** start **
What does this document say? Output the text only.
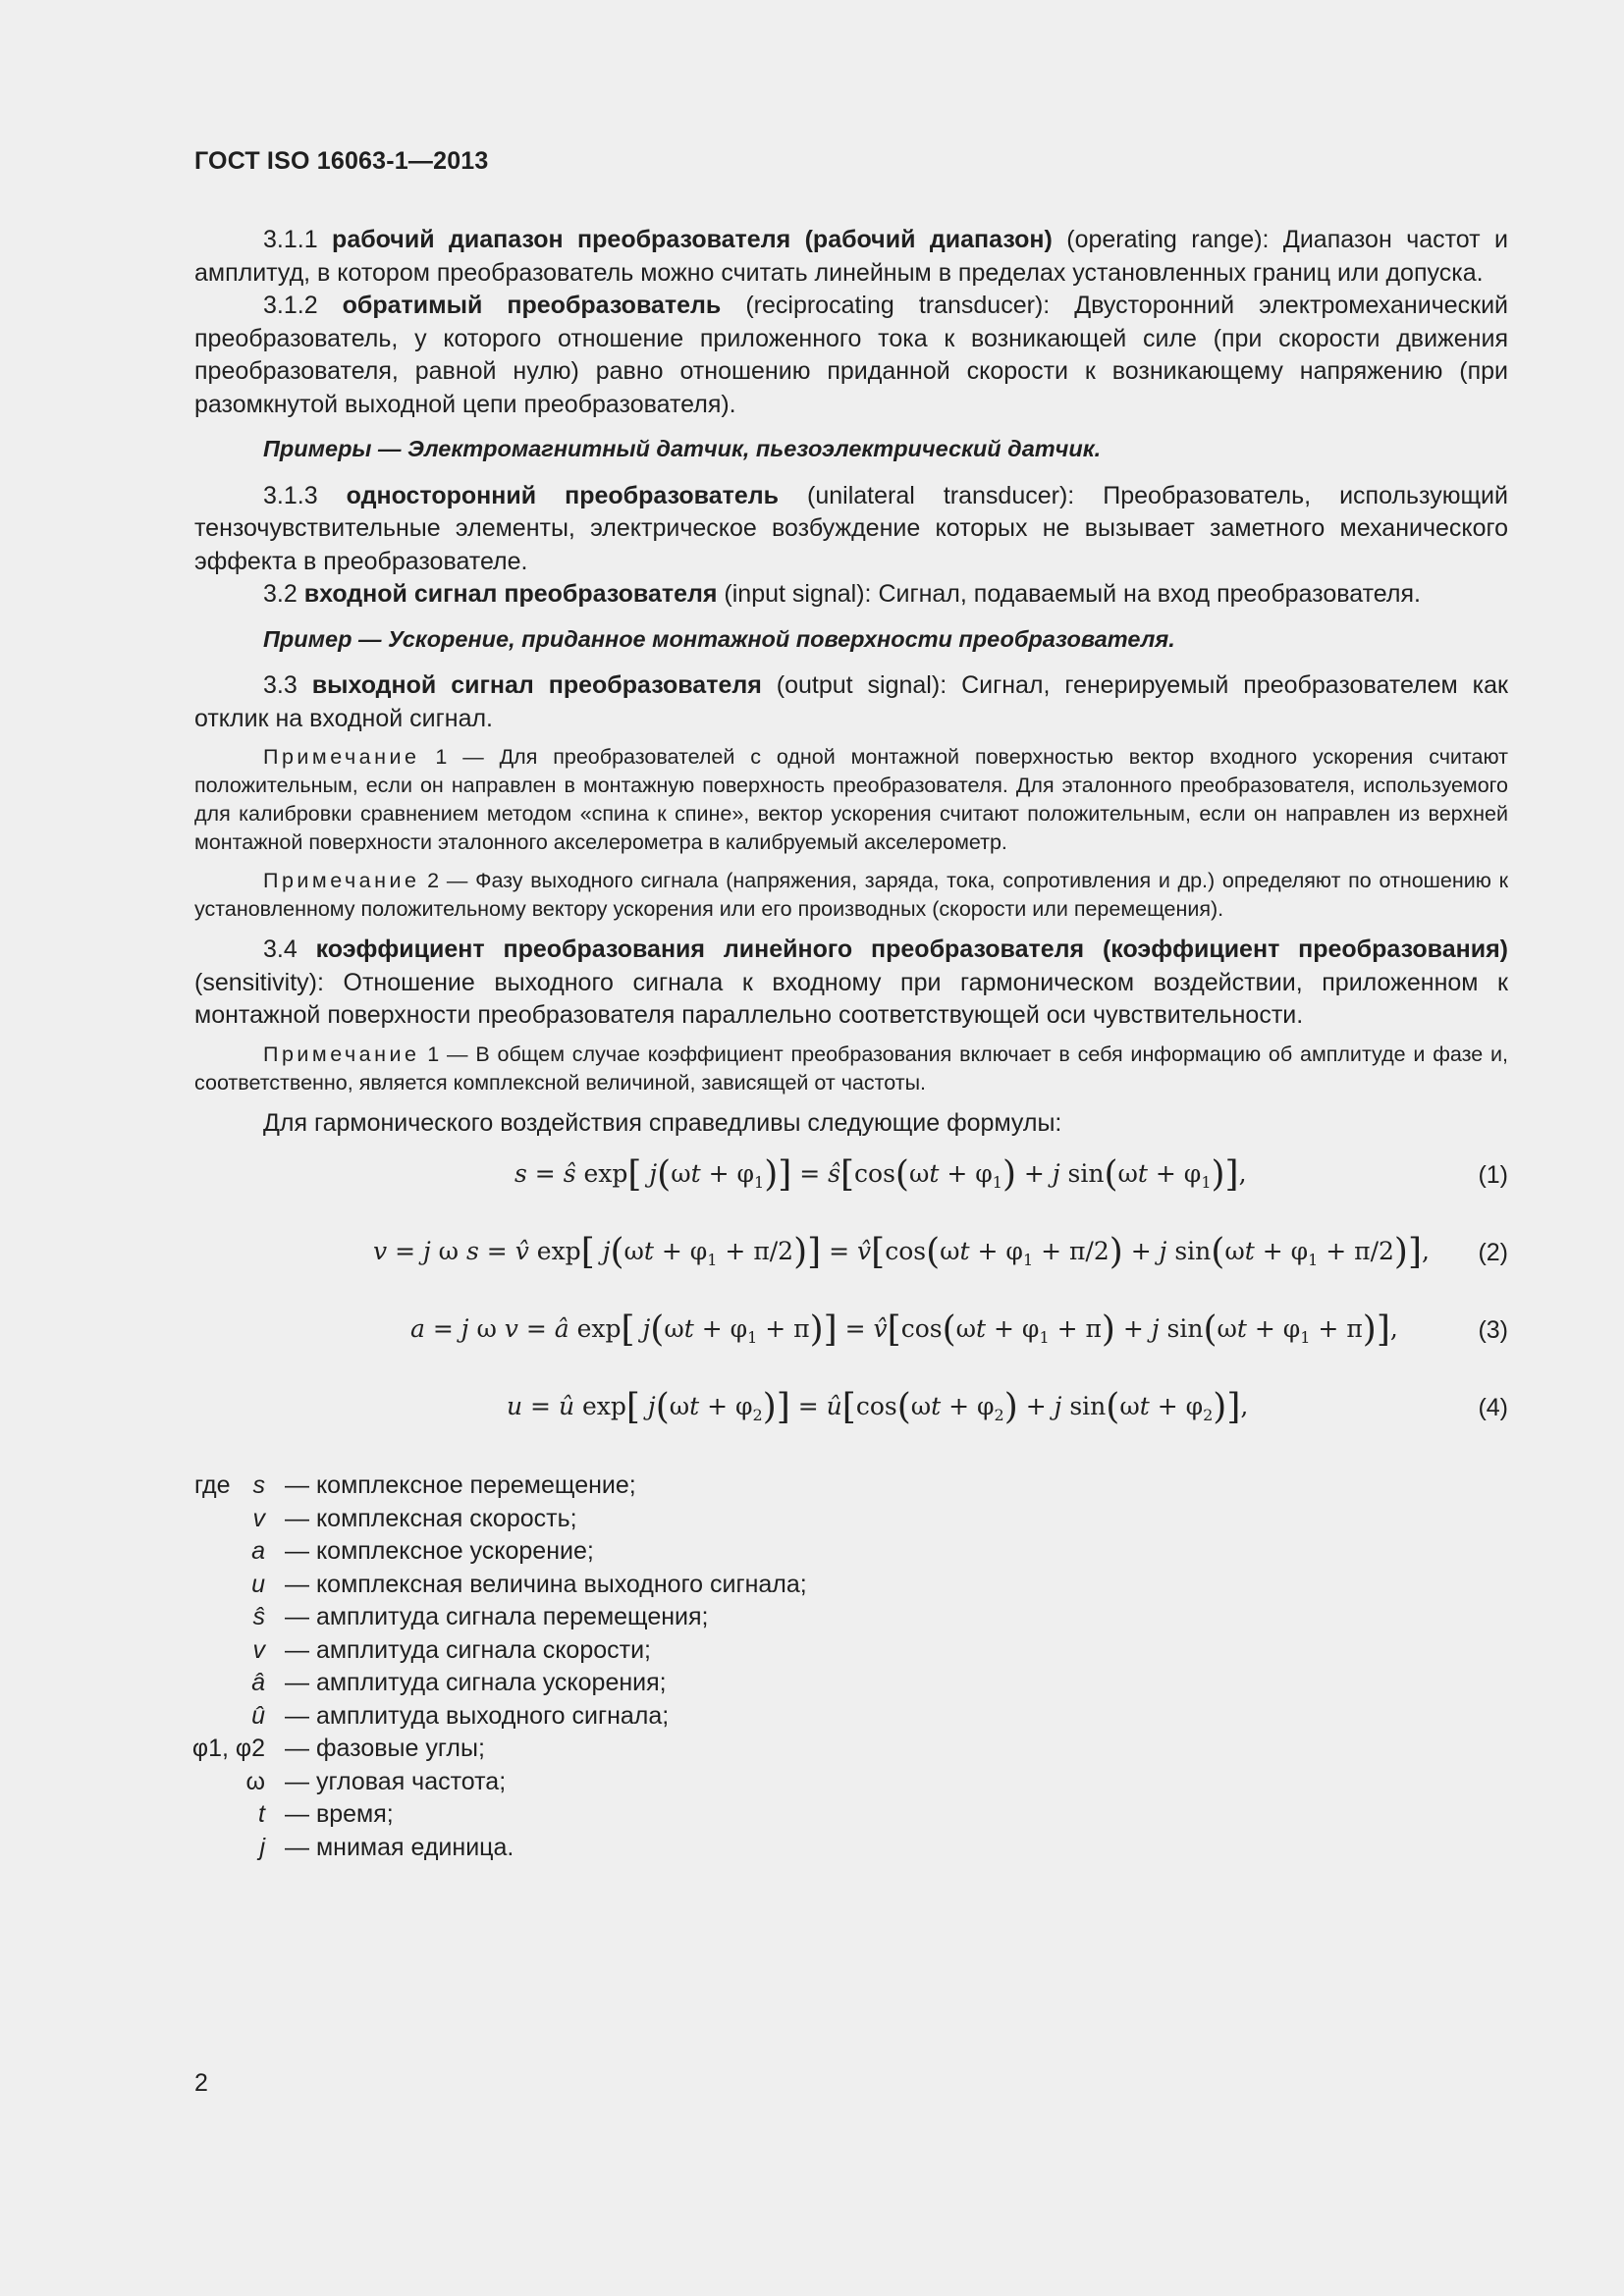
ГОСТ ISO 16063-1—2013

3.1.1 рабочий диапазон преобразователя (рабочий диапазон) (operating range): Диапазон частот и амплитуд, в котором преобразователь можно считать линейным в пределах установленных границ или допуска.

3.1.2 обратимый преобразователь (reciprocating transducer): Двусторонний электромеханический преобразователь, у которого отношение приложенного тока к возникающей силе (при скорости движения преобразователя, равной нулю) равно отношению приданной скорости к возникающему напряжению (при разомкнутой выходной цепи преобразователя).

Примеры — Электромагнитный датчик, пьезоэлектрический датчик.

3.1.3 односторонний преобразователь (unilateral transducer): Преобразователь, использующий тензочувствительные элементы, электрическое возбуждение которых не вызывает заметного механического эффекта в преобразователе.

3.2 входной сигнал преобразователя (input signal): Сигнал, подаваемый на вход преобразователя.

Пример — Ускорение, приданное монтажной поверхности преобразователя.

3.3 выходной сигнал преобразователя (output signal): Сигнал, генерируемый преобразователем как отклик на входной сигнал.

Примечание 1 — Для преобразователей с одной монтажной поверхностью вектор входного ускорения считают положительным, если он направлен в монтажную поверхность преобразователя. Для эталонного преобразователя, используемого для калибровки сравнением методом «спина к спине», вектор ускорения считают положительным, если он направлен из верхней монтажной поверхности эталонного акселерометра в калибруемый акселерометр.

Примечание 2 — Фазу выходного сигнала (напряжения, заряда, тока, сопротивления и др.) определяют по отношению к установленному положительному вектору ускорения или его производных (скорости или перемещения).

3.4 коэффициент преобразования линейного преобразователя (коэффициент преобразования) (sensitivity): Отношение выходного сигнала к входному при гармоническом воздействии, приложенном к монтажной поверхности преобразователя параллельно соответствующей оси чувствительности.

Примечание 1 — В общем случае коэффициент преобразования включает в себя информацию об амплитуде и фазе и, соответственно, является комплексной величиной, зависящей от частоты.

Для гармонического воздействия справедливы следующие формулы:

s = ŝ exp[ $j(\omega t + \varphi_1)$] = ŝ[cos(ωt + $\varphi_1) + j$ $\sin(\omega t + \varphi_1)$],	(1)
v = j ω s = v̂ exp[ $j(\omega t + \varphi_1 + \pi/2)$] = v̂[cos(ωt + $\varphi_1 + \pi/2) + j$ $\sin(\omega t + \varphi_1 + \pi/2)$], (2)
a = j ω v = â exp[ $j(\omega t + \varphi_1 + \pi)$] = v̂[cos(ωt + $\varphi_1 + \pi) + j$ $\sin(\omega t + \varphi_1 + \pi)$],	(3)
u = û exp[ $j(\omega t + \varphi_2)$] = û[cos(ωt + $\varphi_2) + j$ $\sin(\omega t + \varphi_2)$],	(4)
где s — комплексное перемещение;
v — комплексная скорость;
a — комплексное ускорение;
u — комплексная величина выходного сигнала;
ŝ — амплитуда сигнала перемещения;
v — амплитуда сигнала скорости;
â — амплитуда сигнала ускорения;
û — амплитуда выходного сигнала;
φ1, φ2 — фазовые углы;
ω — угловая частота;
t — время;
j — мнимая единица.
2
** end **
### Set problem
Check all the records above and select each line where the string "амплитуда" is found.

### Solution
ŝ — амплитуда сигнала перемещения;
v — амплитуда сигнала скорости;
â — амплитуда сигнала ускорения;
û — амплитуда выходного сигнала;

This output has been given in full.